(Dataset listings of figures)
++++++++++++++++++++

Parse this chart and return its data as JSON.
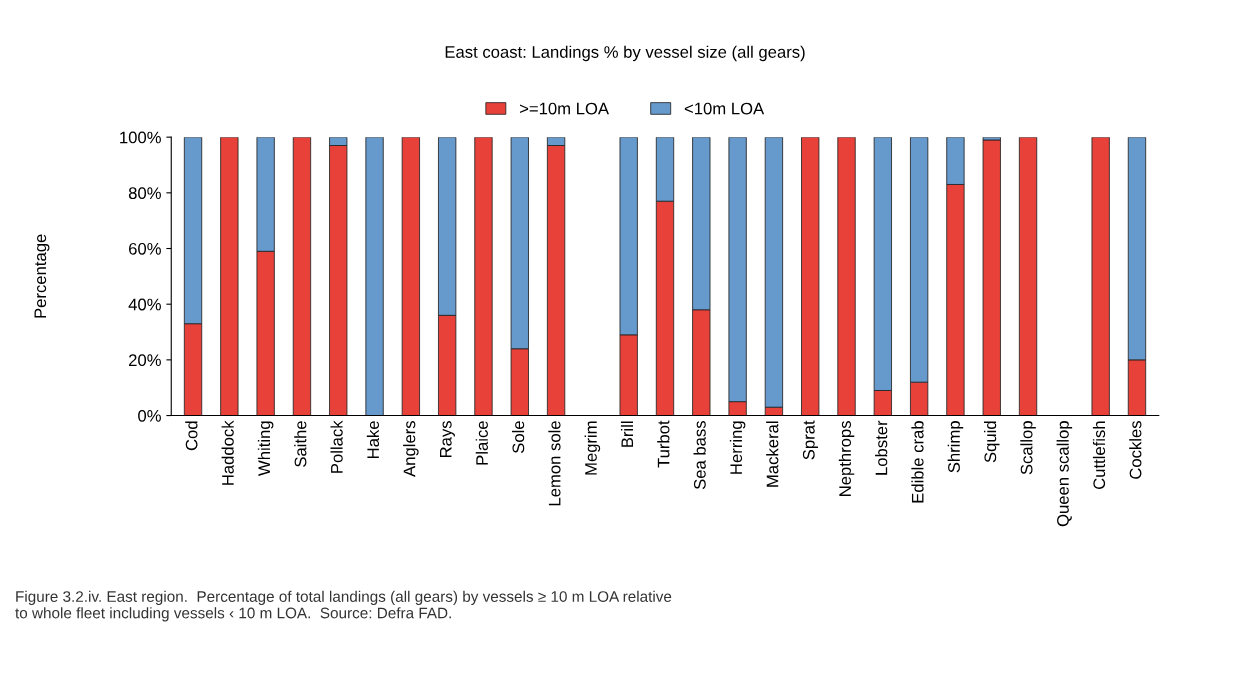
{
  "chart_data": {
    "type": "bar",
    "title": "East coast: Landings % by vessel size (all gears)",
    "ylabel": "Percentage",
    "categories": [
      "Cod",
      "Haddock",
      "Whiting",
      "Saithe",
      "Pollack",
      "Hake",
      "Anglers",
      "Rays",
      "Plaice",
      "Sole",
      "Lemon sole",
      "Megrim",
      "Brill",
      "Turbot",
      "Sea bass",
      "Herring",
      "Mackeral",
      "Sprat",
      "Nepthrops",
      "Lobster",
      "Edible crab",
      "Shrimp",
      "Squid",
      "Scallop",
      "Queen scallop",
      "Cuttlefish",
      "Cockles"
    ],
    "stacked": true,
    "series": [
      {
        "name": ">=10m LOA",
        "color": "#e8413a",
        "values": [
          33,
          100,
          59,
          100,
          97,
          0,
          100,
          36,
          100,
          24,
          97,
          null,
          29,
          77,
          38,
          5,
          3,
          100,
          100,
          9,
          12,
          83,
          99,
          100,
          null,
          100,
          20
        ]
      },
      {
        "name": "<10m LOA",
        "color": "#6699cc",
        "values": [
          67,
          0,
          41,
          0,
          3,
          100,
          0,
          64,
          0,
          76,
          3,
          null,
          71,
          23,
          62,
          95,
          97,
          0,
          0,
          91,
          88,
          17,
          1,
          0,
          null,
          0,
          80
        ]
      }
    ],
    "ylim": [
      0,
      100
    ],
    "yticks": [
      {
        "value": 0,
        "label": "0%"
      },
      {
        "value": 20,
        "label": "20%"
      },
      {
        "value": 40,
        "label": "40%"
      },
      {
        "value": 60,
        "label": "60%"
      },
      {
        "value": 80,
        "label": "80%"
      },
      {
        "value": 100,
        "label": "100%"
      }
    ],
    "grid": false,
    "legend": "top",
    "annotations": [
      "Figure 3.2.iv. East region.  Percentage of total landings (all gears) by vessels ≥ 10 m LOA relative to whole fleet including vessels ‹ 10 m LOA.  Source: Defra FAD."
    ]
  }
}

++++++++++++++++++++

Leave the pictures out and reproduce each record exactly as written.

Parse this chart and return its data as JSON.
{
  "chart_data": {
    "type": "bar",
    "title": "East coast: Landings % by vessel size (all gears)",
    "ylabel": "Percentage",
    "categories": [
      "Cod",
      "Haddock",
      "Whiting",
      "Saithe",
      "Pollack",
      "Hake",
      "Anglers",
      "Rays",
      "Plaice",
      "Sole",
      "Lemon sole",
      "Megrim",
      "Brill",
      "Turbot",
      "Sea bass",
      "Herring",
      "Mackeral",
      "Sprat",
      "Nepthrops",
      "Lobster",
      "Edible crab",
      "Shrimp",
      "Squid",
      "Scallop",
      "Queen scallop",
      "Cuttlefish",
      "Cockles"
    ],
    "stacked": true,
    "series": [
      {
        "name": ">=10m LOA",
        "color": "#e8413a",
        "values": [
          33,
          100,
          59,
          100,
          97,
          0,
          100,
          36,
          100,
          24,
          97,
          null,
          29,
          77,
          38,
          5,
          3,
          100,
          100,
          9,
          12,
          83,
          99,
          100,
          null,
          100,
          20
        ]
      },
      {
        "name": "<10m LOA",
        "color": "#6699cc",
        "values": [
          67,
          0,
          41,
          0,
          3,
          100,
          0,
          64,
          0,
          76,
          3,
          null,
          71,
          23,
          62,
          95,
          97,
          0,
          0,
          91,
          88,
          17,
          1,
          0,
          null,
          0,
          80
        ]
      }
    ],
    "ylim": [
      0,
      100
    ],
    "yticks": [
      {
        "value": 0,
        "label": "0%"
      },
      {
        "value": 20,
        "label": "20%"
      },
      {
        "value": 40,
        "label": "40%"
      },
      {
        "value": 60,
        "label": "60%"
      },
      {
        "value": 80,
        "label": "80%"
      },
      {
        "value": 100,
        "label": "100%"
      }
    ],
    "grid": false,
    "legend": "top",
    "annotations": [
      "Figure 3.2.iv. East region.  Percentage of total landings (all gears) by vessels ≥ 10 m LOA relative to whole fleet including vessels ‹ 10 m LOA.  Source: Defra FAD."
    ]
  }
}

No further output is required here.